OBJECTIVE 1 — In the text on gifted children, switch "mentored" to "tutored" and write out the part between "A few patterns" and "also for dummies)", inclusive.
OBJECTIVE 2 —
Answer these questions using the text on gifted children:
(a) Whose article supplied the selection of geniuses?
(b) What percentage of them did an apprenticeship as teens?
(c) According to the text, what does the school system deprive talented kids of?

+++ TEXT PASSAGE +++

If your job was to enable as many gifted children as possible in the shortest period of time, what would you do?
You’d probably look at the most gifted people of the past and try to figure out what they had in common. That’s a sensible place to start.
Let’s take the assortment of geniuses selected by Henrik Karlson in his article “Childhoods of exceptional people.”
A few patterns emerge immediately:
At least two-thirds of them were homeschooled
Most were allowed to roam around aimlessly over many years
Nearly all were mentored 1-on-1
90% did an apprenticeship as teens
They were all naturally gifted but didn’t make a big fuss about it
Great. Those are interesting commonalities and give us clues about how to facilitate gifted kids’ growth.
Let’s compare that formula to how kids who display some talent are treated un traditional schools…
Compared with According to the childhoods of nearly all exceptional people, the school system does everything exactly wrong for talented kids:
Test, measure, and document their performance constantly
Fill up free time that might otherwise be spent exploring ideas
Deprive them of tutoring (that’s for dummies)
Push them straight to college (no apprenticeships or jobs – also for dummies)
Remind them nearly constantly of their “giftedness”
You couldn’t design a more disastrous approach to a gifted education if you were maliciously trying to destroy the potential in kids – and waste the maximum amount of money while you’re at it.

+++ MATERIAL +++

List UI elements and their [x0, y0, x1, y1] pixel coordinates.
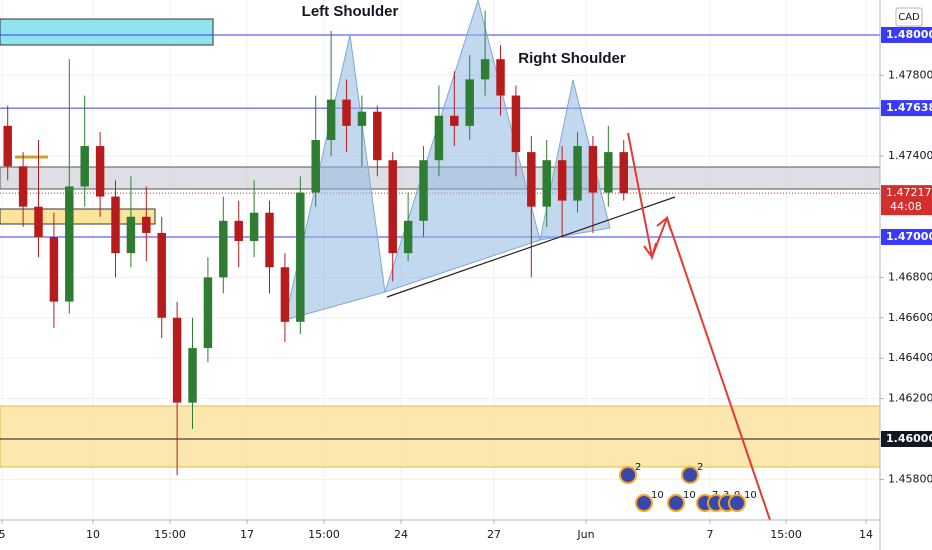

+++

EXPECTED ANSWER 1 —
A few patterns emerge immediately:
At least two-thirds of them were homeschooled
Most were allowed to roam around aimlessly over many years
Nearly all were tutored 1-on-1
90% did an apprenticeship as teens
They were all naturally gifted but didn’t make a big fuss about it
Great. Those are interesting commonalities and give us clues about how to facilitate gifted kids’ growth.
Let’s compare that formula to how kids who display some talent are treated un traditional schools…
Compared with According to the childhoods of nearly all exceptional people, the school system does everything exactly wrong for talented kids:
Test, measure, and document their performance constantly
Fill up free time that might otherwise be spent exploring ideas
Deprive them of tutoring (that’s for dummies)
Push them straight to college (no apprenticeships or jobs – also for dummies)

EXPECTED ANSWER 2 —
(a) Henrik Karlson's
(b) 90%
(c) Tutoring